Can you repeat the passage on African advertising graphics and kitsch word for word, starting at "And not at all" and ending at "Africa's True Kitsch."?

======== TEXT SHOWN ========

That, derivatively, African advertising graphics have mutated to art,
because some of its protagonists have gone this direction is, on the
other hand, simply nonsense. In the 20th century, with all continental
differences, advertising graphics are advertising graphics here or there,
handicrafted small series are handicrafts here or there, and art is,
wherever it is, more than only thown-down little stories that come from
the gut without knowledge of materials. In Africa, a continuing-education
painting course is a mission station. An artist can scarcely emerge
from a member of a clan whose language is dying out, who scratches his
tribal myths according to ethnological stimulation with a colored pencil.
And not at all per se.
And now
comes the fun part. The advertisement states that the exhibition is
dedicated to kitsch. It seems to me that the expression isn't exact
enough. More likely is that the exhibition is about kitsch. The title
would have to be changed to The Other Kitsch of Africa. Or even more
exact: Africa's True Kitsch.
Or do we
have to change our thinking to something European? The crying gypsy
child as a relief print in a synthetic frame, the Bakelite Eiffel tower
as a television relic and the Daedalian snow globe as Europe's Other
Moderns? That would be difficult.

======== RAW RECORDS ========

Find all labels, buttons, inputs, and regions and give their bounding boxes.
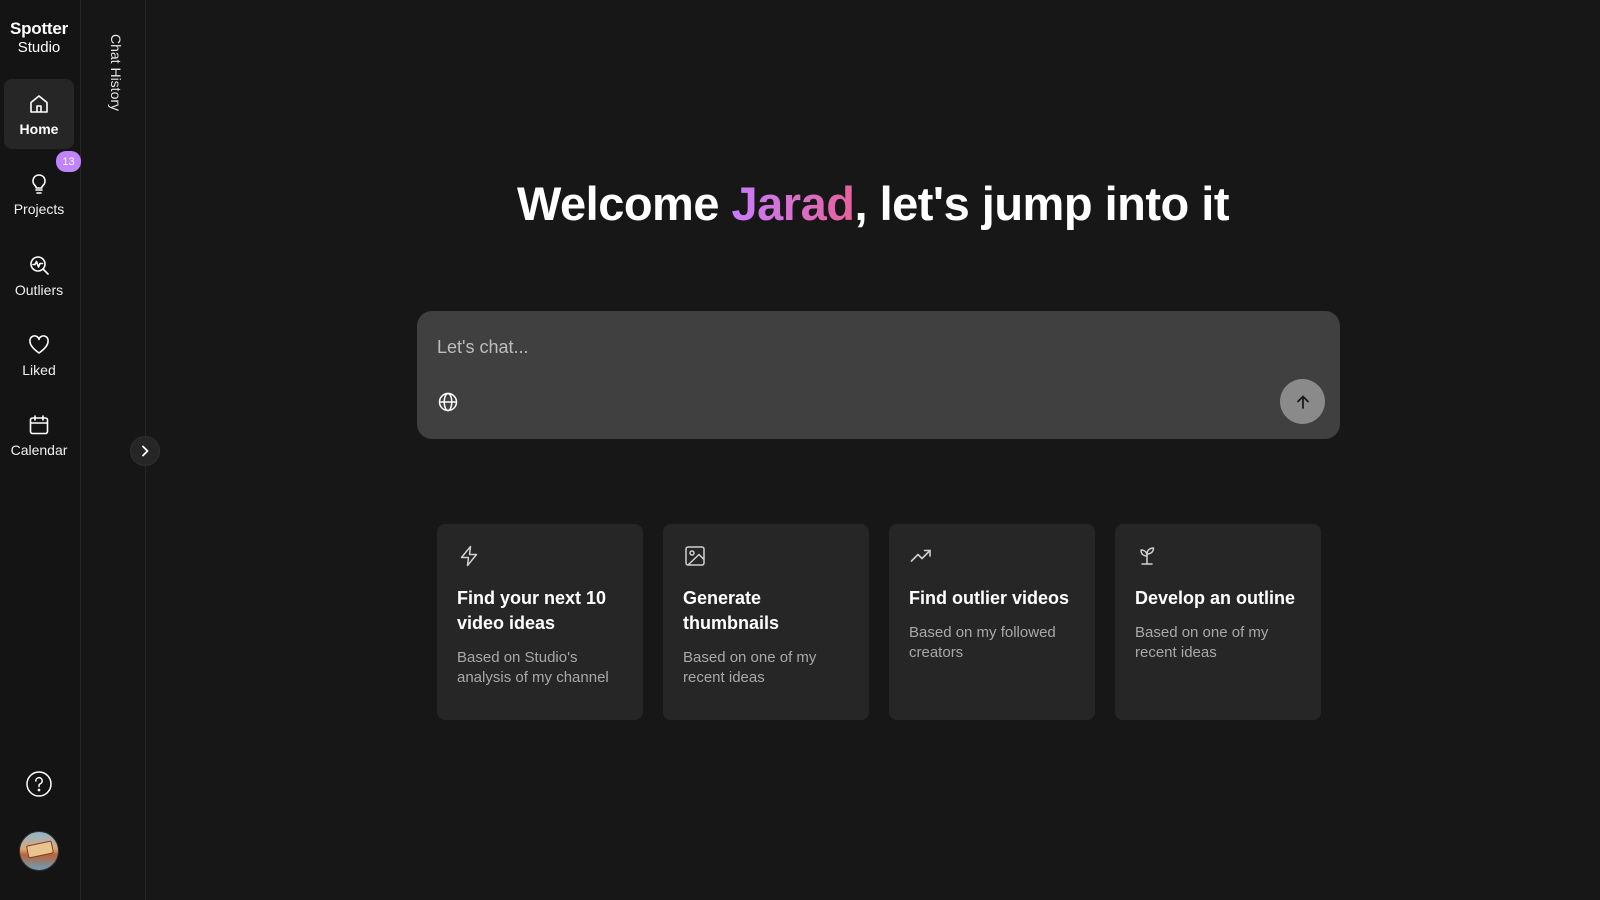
globe-icon[interactable]	[437, 391, 459, 413]
help-icon[interactable]	[25, 770, 53, 798]
brand-logo[interactable]: Spotter Studio	[0, 20, 78, 55]
card-title: Generate thumbnails	[683, 588, 780, 633]
sidebar-item-label: Home	[19, 120, 59, 137]
sidebar-item-home[interactable]: Home	[4, 79, 74, 149]
projects-count-badge: 13	[56, 151, 81, 172]
card-title: Find outlier videos	[909, 588, 1070, 608]
user-name: Jarad	[731, 177, 855, 230]
user-avatar[interactable]	[19, 831, 59, 871]
sidebar-item-liked[interactable]: Liked	[4, 320, 74, 390]
card-title: Develop an outline	[1135, 588, 1296, 608]
heart-icon	[29, 334, 49, 354]
app: Spotter Studio Home Projects 13 Outliers…	[0, 0, 1600, 900]
sprout-icon	[1140, 547, 1155, 565]
sidebar-item-label: Outliers	[14, 281, 64, 298]
chevron-right-icon	[142, 445, 149, 457]
card-subtitle: Based on Studio's analysis of my channel	[457, 649, 609, 686]
lightning-icon	[460, 545, 478, 567]
card-subtitle: Based on one of my recent ideas	[1135, 624, 1269, 661]
sidebar-item-label: Calendar	[10, 441, 68, 458]
trending-up-icon	[910, 549, 931, 562]
welcome-suffix: , let's jump into it	[854, 177, 1230, 230]
sidebar-item-calendar[interactable]: Calendar	[4, 400, 74, 470]
arrow-up-icon	[1296, 395, 1309, 409]
brand-subname: Studio	[17, 39, 61, 56]
card-subtitle: Based on one of my recent ideas	[683, 649, 817, 686]
send-button[interactable]	[1280, 379, 1325, 424]
sidebar-item-label: Liked	[22, 361, 56, 378]
lightbulb-icon	[32, 173, 46, 194]
outliers-icon	[30, 255, 49, 275]
chat-input[interactable]	[437, 333, 1257, 361]
home-icon	[30, 94, 48, 113]
calendar-icon	[29, 414, 49, 434]
card-subtitle: Based on my followed creators	[909, 624, 1056, 661]
brand-name: Spotter	[9, 19, 69, 38]
sidebar-item-outliers[interactable]: Outliers	[4, 240, 74, 310]
sidebar: Spotter Studio Home Projects 13 Outliers…	[0, 0, 81, 900]
welcome-heading: Welcome Jarad, let's jump into it	[146, 176, 1600, 231]
avatar-image	[25, 840, 55, 859]
expand-history-button[interactable]	[130, 436, 160, 466]
chat-history-tab[interactable]: Chat History	[108, 34, 124, 111]
suggestion-card-video-ideas[interactable]: Find your next 10 video ideas Based on S…	[437, 524, 643, 720]
suggestion-card-thumbnails[interactable]: Generate thumbnails Based on one of my r…	[663, 524, 869, 720]
suggestion-card-outline[interactable]: Develop an outline Based on one of my re…	[1115, 524, 1321, 720]
card-title: Find your next 10 video ideas	[457, 588, 607, 633]
chat-composer	[417, 311, 1340, 439]
welcome-prefix: Welcome	[516, 177, 732, 230]
image-icon	[685, 546, 705, 566]
suggestion-card-outliers[interactable]: Find outlier videos Based on my followed…	[889, 524, 1095, 720]
sidebar-item-label: Projects	[13, 200, 65, 217]
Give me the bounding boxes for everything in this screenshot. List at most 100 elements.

========

▶ _CORRECT ANSWER_:
And not at all per se.
And now
comes the fun part. The advertisement states that the exhibition is
dedicated to kitsch. It seems to me that the expression isn't exact
enough. More likely is that the exhibition is about kitsch. The title
would have to be changed to The Other Kitsch of Africa. Or even more
exact: Africa's True Kitsch.